◆ EXERCISE PROMPT: Each entry is to be retyped exactly as it appears, and each image is to be dropped.

[Page images and their text]
◇ ◇ ◇ ◇

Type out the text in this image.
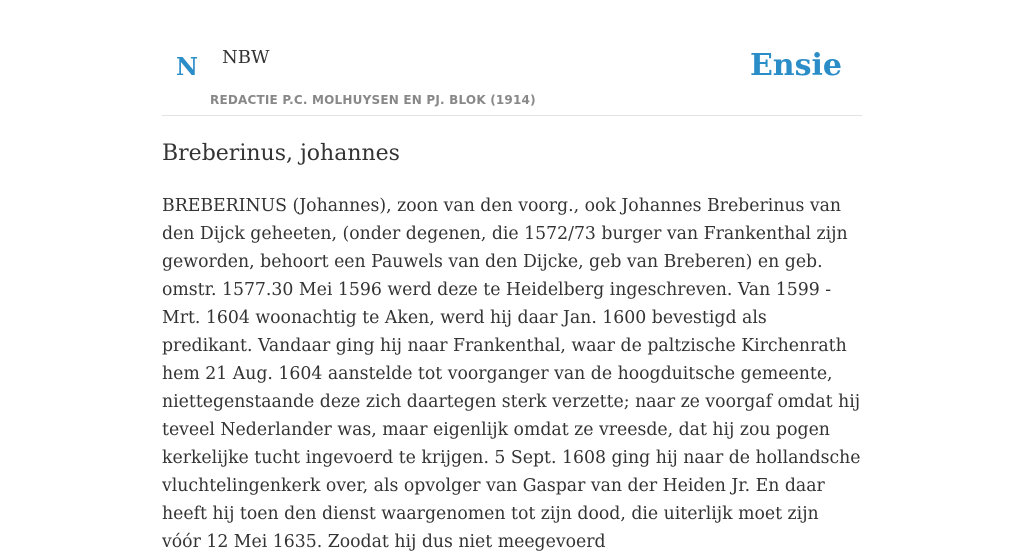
N NBW
REDACTIE P.C. MOLHUYSEN EN PJ. BLOK (1914)
Ensie
Breberinus, johannes

BREBERINUS (Johannes), zoon van den voorg., ook Johannes Breberinus van den Dijck geheeten, (onder degenen, die 1572/73 burger van Frankenthal zijn geworden, behoort een Pauwels van den Dijcke, geb van Breberen) en geb. omstr. 1577.30 Mei 1596 werd deze te Heidelberg ingeschreven. Van 1599 - Mrt. 1604 woonachtig te Aken, werd hij daar Jan. 1600 bevestigd als predikant. Vandaar ging hij naar Frankenthal, waar de paltzische Kirchenrath hem 21 Aug. 1604 aanstelde tot voorganger van de hoogduitsche gemeente, niettegenstaande deze zich daartegen sterk verzette; naar ze voorgaf omdat hij teveel Nederlander was, maar eigenlijk omdat ze vreesde, dat hij zou pogen kerkelijke tucht ingevoerd te krijgen. 5 Sept. 1608 ging hij naar de hollandsche vluchtelingenkerk over, als opvolger van Gaspar van der Heiden Jr. En daar heeft hij toen den dienst waargenomen tot zijn dood, die uiterlijk moet zijn vóór 12 Mei 1635. Zoodat hij dus niet meegevoerd
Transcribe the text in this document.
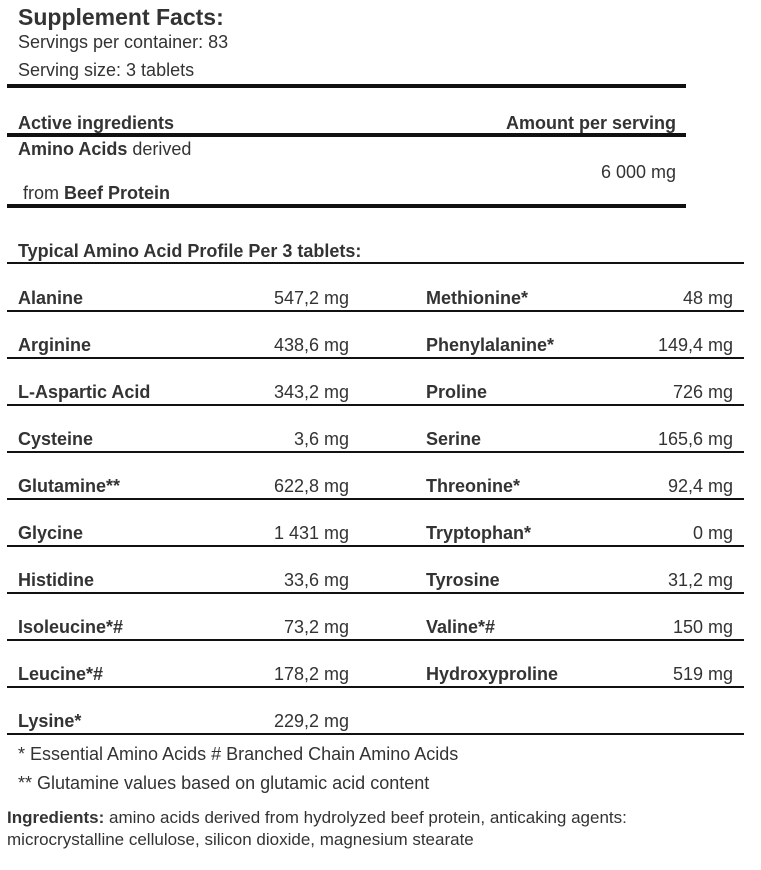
Supplement Facts:
Servings per container: 83
Serving size: 3 tablets
Active ingredients	Amount per serving
Amino Acids derived
6 000 mg
from Beef Protein
Typical Amino Acid Profile Per 3 tablets:
Alanine	547,2 mg	Methionine*	48 mg
Arginine	438,6 mg	Phenylalanine*	149,4 mg
L-Aspartic Acid	343,2 mg	Proline	726 mg
Cysteine	3,6 mg	Serine	165,6 mg
Glutamine**	622,8 mg	Threonine*	92,4 mg
Glycine	1 431 mg	Tryptophan*	0 mg
Histidine	33,6 mg	Tyrosine	31,2 mg
Isoleucine*#	73,2 mg	Valine*#	150 mg
Leucine*#	178,2 mg	Hydroxyproline	519 mg
Lysine*	229,2 mg
* Essential Amino Acids # Branched Chain Amino Acids
** Glutamine values based on glutamic acid content
Ingredients: amino acids derived from hydrolyzed beef protein, anticaking agents:
microcrystalline cellulose, silicon dioxide, magnesium stearate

◇ ◇ ◇ ◇

◆ TASK RESPONSE:
Type out the text in this image.
N NBW
REDACTIE P.C. MOLHUYSEN EN PJ. BLOK (1914)
Ensie
Breberinus, johannes

BREBERINUS (Johannes), zoon van den voorg., ook Johannes Breberinus van den Dijck geheeten, (onder degenen, die 1572/73 burger van Frankenthal zijn geworden, behoort een Pauwels van den Dijcke, geb van Breberen) en geb. omstr. 1577.30 Mei 1596 werd deze te Heidelberg ingeschreven. Van 1599 - Mrt. 1604 woonachtig te Aken, werd hij daar Jan. 1600 bevestigd als predikant. Vandaar ging hij naar Frankenthal, waar de paltzische Kirchenrath hem 21 Aug. 1604 aanstelde tot voorganger van de hoogduitsche gemeente, niettegenstaande deze zich daartegen sterk verzette; naar ze voorgaf omdat hij teveel Nederlander was, maar eigenlijk omdat ze vreesde, dat hij zou pogen kerkelijke tucht ingevoerd te krijgen. 5 Sept. 1608 ging hij naar de hollandsche vluchtelingenkerk over, als opvolger van Gaspar van der Heiden Jr. En daar heeft hij toen den dienst waargenomen tot zijn dood, die uiterlijk moet zijn vóór 12 Mei 1635. Zoodat hij dus niet meegevoerd
Transcribe the text in this document.
Supplement Facts:
Servings per container: 83
Serving size: 3 tablets
Active ingredients	Amount per serving
Amino Acids derived
6 000 mg
from Beef Protein
Typical Amino Acid Profile Per 3 tablets:
Alanine	547,2 mg	Methionine*	48 mg
Arginine	438,6 mg	Phenylalanine*	149,4 mg
L-Aspartic Acid	343,2 mg	Proline	726 mg
Cysteine	3,6 mg	Serine	165,6 mg
Glutamine**	622,8 mg	Threonine*	92,4 mg
Glycine	1 431 mg	Tryptophan*	0 mg
Histidine	33,6 mg	Tyrosine	31,2 mg
Isoleucine*#	73,2 mg	Valine*#	150 mg
Leucine*#	178,2 mg	Hydroxyproline	519 mg
Lysine*	229,2 mg
* Essential Amino Acids # Branched Chain Amino Acids
** Glutamine values based on glutamic acid content
Ingredients: amino acids derived from hydrolyzed beef protein, anticaking agents:
microcrystalline cellulose, silicon dioxide, magnesium stearate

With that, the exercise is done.